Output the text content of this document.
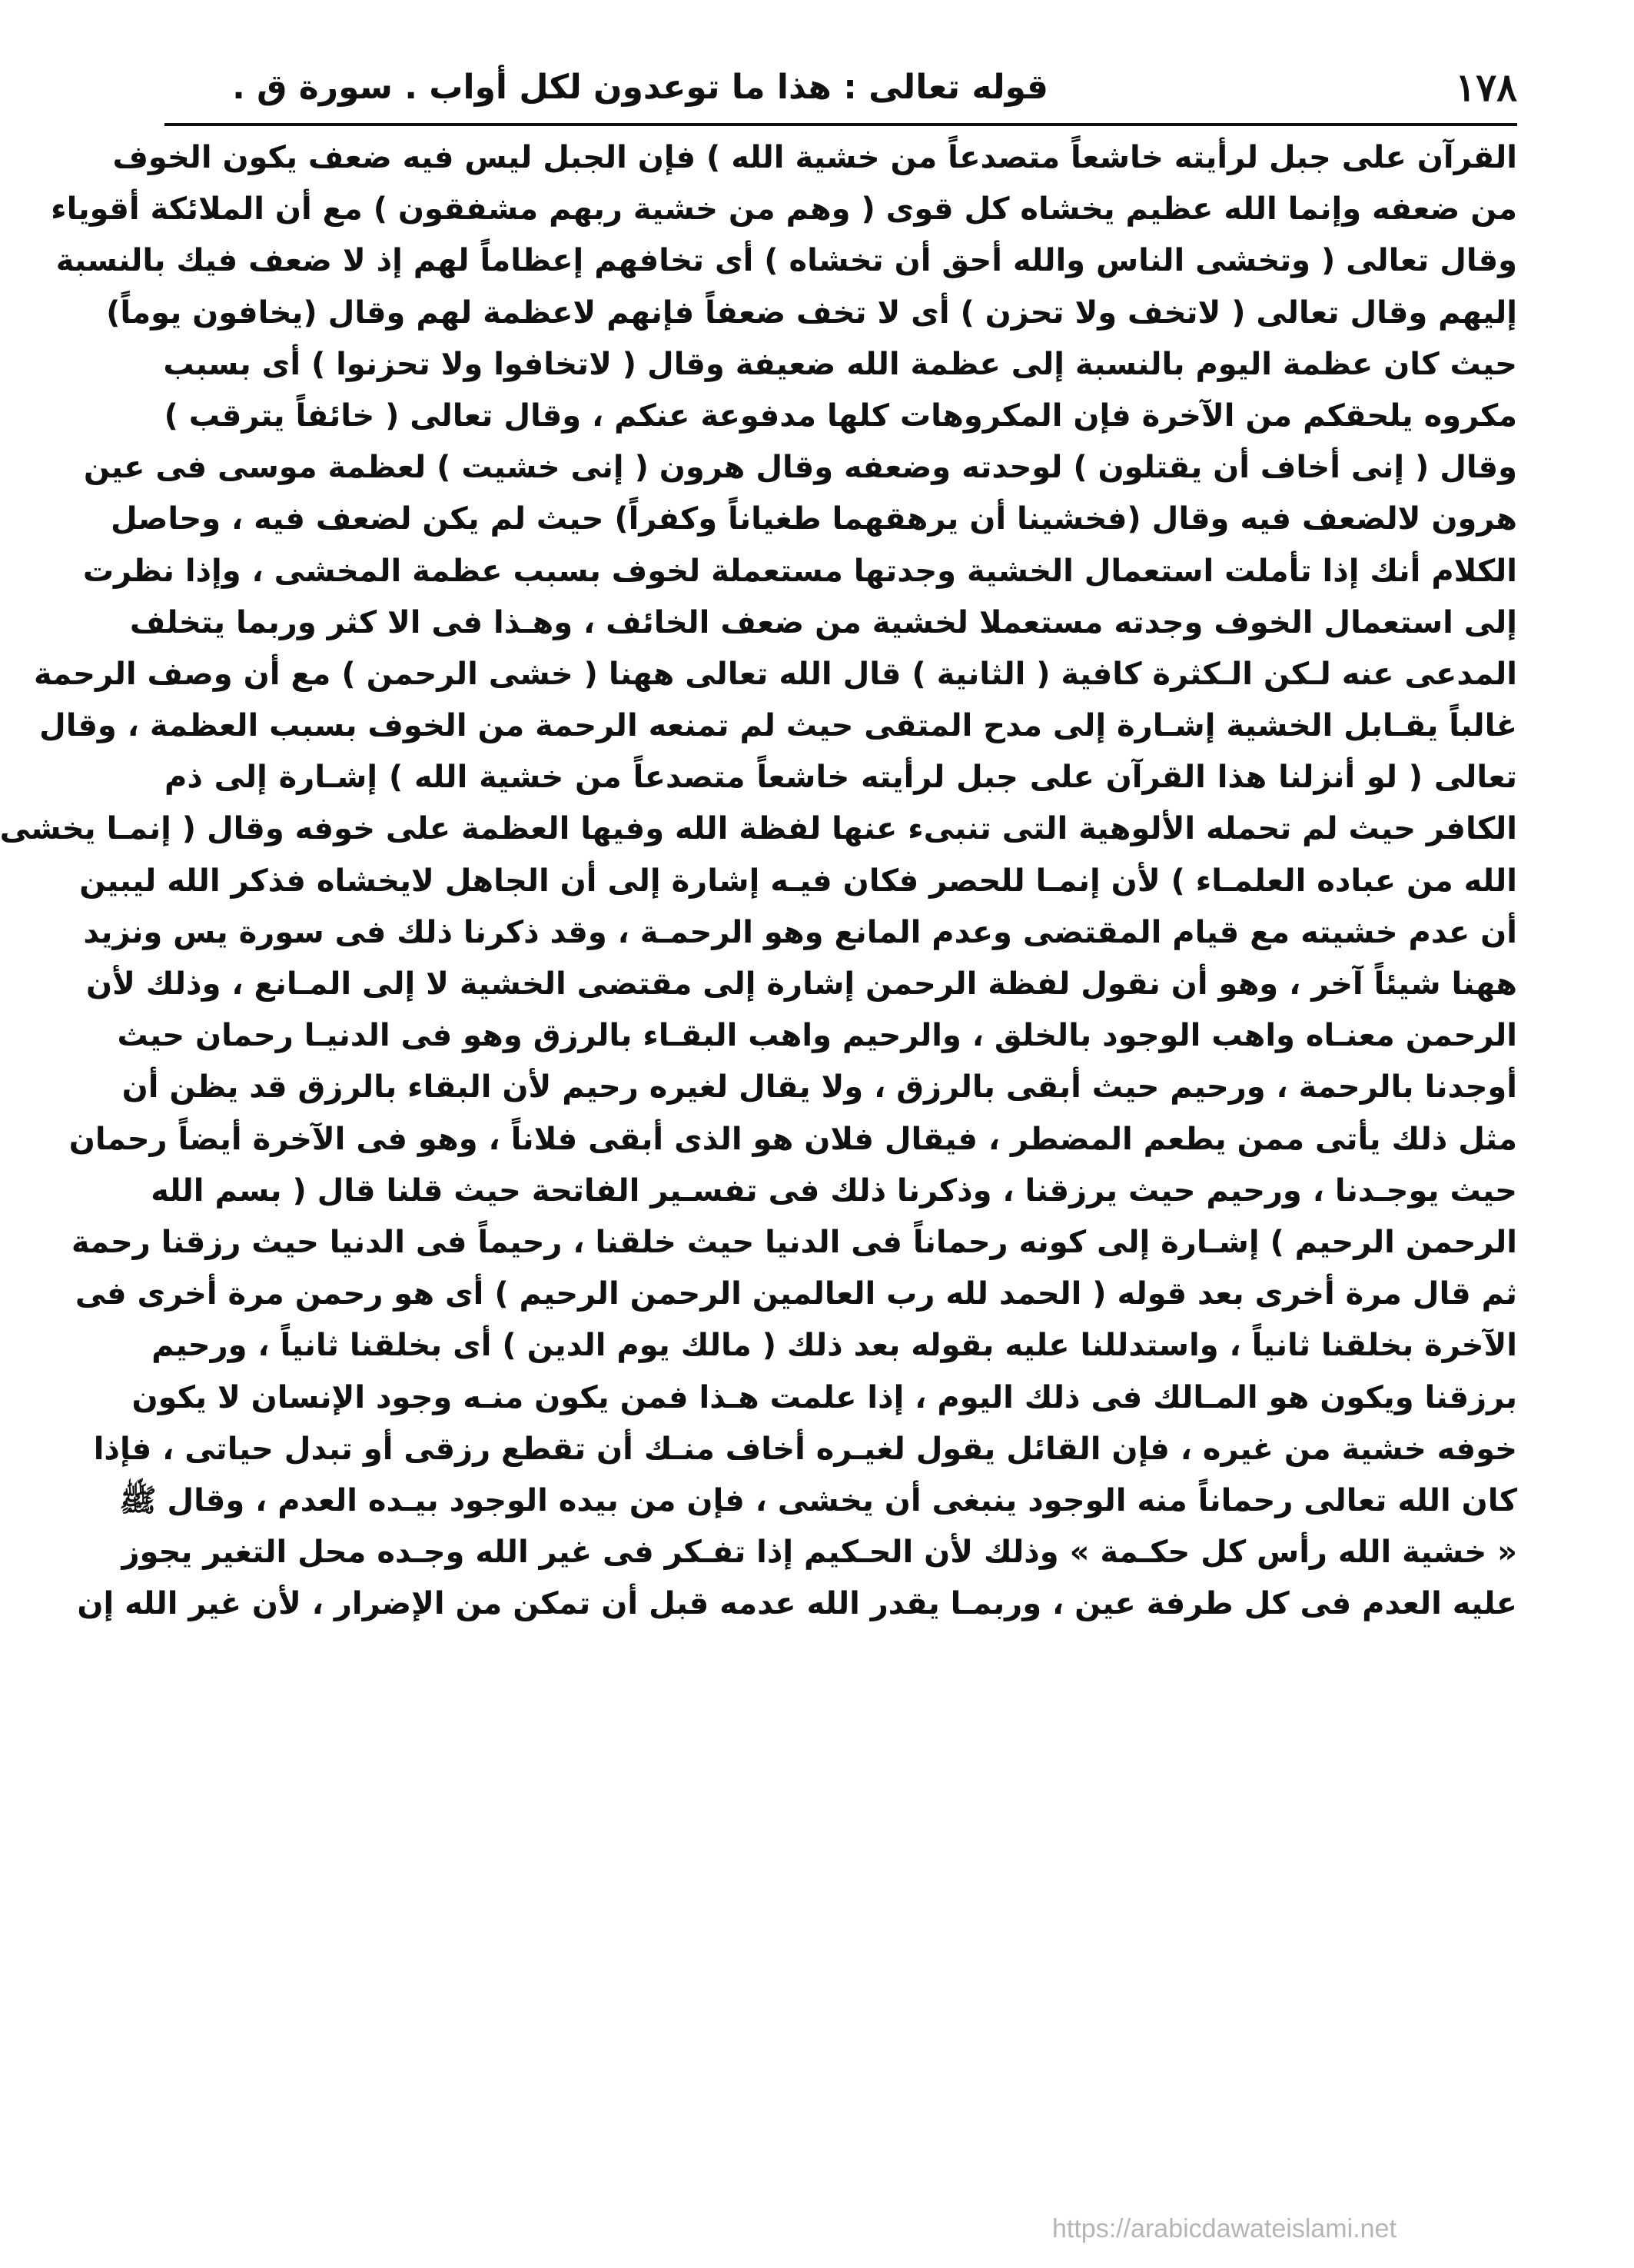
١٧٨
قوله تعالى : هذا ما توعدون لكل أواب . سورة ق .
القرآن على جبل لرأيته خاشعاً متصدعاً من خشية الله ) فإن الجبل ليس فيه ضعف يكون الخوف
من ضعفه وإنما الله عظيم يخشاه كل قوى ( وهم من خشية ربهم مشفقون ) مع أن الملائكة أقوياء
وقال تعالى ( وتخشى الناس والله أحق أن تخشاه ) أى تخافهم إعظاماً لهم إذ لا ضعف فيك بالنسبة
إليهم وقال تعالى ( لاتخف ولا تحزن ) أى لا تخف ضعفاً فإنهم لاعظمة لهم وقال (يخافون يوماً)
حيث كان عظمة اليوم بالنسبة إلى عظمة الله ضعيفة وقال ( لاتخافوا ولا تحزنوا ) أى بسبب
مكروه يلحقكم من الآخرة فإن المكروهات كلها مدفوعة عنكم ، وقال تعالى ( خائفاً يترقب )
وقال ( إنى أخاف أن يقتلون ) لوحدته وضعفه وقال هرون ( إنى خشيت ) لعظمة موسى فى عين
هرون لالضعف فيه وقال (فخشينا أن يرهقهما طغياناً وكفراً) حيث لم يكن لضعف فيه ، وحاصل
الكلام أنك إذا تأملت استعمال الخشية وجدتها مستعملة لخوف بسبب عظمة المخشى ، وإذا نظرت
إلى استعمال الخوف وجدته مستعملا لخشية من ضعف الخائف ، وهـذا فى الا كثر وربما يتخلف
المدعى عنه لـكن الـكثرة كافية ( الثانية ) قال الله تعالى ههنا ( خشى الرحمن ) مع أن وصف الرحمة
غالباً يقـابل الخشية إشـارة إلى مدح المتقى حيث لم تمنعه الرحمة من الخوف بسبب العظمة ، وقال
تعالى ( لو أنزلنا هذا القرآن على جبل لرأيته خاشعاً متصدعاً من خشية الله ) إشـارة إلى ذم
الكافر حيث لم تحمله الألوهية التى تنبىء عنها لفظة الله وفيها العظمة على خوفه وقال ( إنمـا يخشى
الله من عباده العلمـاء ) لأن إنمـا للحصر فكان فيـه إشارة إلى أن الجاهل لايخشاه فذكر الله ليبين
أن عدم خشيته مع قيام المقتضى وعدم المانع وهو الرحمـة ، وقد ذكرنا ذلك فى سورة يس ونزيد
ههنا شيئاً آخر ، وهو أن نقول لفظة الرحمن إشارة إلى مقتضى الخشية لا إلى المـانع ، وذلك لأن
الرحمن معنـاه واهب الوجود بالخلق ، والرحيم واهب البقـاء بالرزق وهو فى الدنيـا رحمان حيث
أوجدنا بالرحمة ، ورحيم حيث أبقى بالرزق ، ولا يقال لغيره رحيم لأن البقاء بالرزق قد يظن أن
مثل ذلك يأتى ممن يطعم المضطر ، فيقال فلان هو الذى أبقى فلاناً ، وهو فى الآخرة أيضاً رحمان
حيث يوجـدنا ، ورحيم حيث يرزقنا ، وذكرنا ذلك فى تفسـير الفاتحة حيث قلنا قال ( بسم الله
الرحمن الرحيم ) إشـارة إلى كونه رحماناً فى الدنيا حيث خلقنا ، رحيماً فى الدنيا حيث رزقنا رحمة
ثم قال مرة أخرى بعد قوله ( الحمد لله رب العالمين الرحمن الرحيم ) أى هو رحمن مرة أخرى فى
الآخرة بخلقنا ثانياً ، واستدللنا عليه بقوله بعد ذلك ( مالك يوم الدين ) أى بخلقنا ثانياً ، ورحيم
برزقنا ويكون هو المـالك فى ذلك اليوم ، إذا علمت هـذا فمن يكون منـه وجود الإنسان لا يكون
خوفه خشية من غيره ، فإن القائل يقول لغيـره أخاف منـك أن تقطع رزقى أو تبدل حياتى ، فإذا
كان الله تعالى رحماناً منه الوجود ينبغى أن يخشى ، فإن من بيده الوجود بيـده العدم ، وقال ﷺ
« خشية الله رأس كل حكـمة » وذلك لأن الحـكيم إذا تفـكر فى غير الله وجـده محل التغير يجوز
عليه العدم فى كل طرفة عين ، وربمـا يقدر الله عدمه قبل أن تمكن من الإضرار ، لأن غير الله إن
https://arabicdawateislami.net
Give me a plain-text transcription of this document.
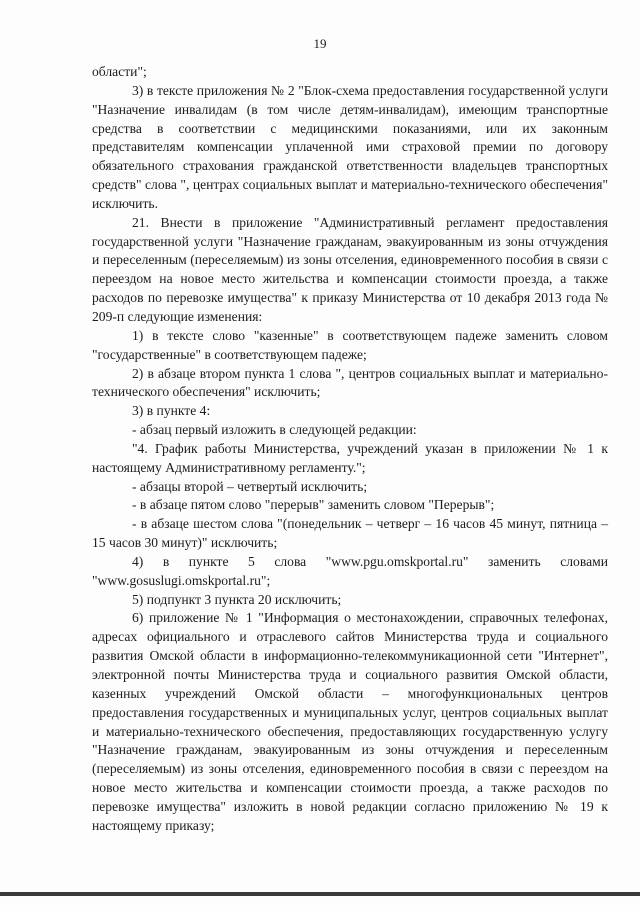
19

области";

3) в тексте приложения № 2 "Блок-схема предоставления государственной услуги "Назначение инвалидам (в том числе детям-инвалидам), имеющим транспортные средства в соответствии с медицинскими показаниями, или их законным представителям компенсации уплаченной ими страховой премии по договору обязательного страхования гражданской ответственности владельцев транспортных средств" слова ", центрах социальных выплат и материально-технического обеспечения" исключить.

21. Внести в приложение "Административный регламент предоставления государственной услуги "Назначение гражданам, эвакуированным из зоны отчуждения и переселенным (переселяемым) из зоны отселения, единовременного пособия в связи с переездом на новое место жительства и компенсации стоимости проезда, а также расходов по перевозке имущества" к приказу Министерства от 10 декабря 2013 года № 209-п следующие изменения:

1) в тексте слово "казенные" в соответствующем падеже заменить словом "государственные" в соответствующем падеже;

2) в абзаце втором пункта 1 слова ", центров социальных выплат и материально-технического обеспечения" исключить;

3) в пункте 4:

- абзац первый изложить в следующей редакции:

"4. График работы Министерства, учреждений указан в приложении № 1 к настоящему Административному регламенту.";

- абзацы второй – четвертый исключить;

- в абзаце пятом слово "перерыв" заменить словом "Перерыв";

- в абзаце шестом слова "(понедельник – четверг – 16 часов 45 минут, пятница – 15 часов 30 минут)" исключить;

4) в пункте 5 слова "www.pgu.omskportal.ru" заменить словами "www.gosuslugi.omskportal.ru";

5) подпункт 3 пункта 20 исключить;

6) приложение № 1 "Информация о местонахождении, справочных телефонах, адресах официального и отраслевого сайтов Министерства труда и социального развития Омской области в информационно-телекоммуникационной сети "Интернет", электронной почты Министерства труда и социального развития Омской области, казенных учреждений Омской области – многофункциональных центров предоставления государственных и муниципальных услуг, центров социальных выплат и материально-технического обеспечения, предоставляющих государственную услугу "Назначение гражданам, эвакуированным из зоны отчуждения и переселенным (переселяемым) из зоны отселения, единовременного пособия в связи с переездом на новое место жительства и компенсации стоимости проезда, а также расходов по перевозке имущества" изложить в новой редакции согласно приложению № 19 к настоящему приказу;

━━━━━━

Task description. Give the count of lines that hold the word "ورحيم", with nothing added.

Full output. 3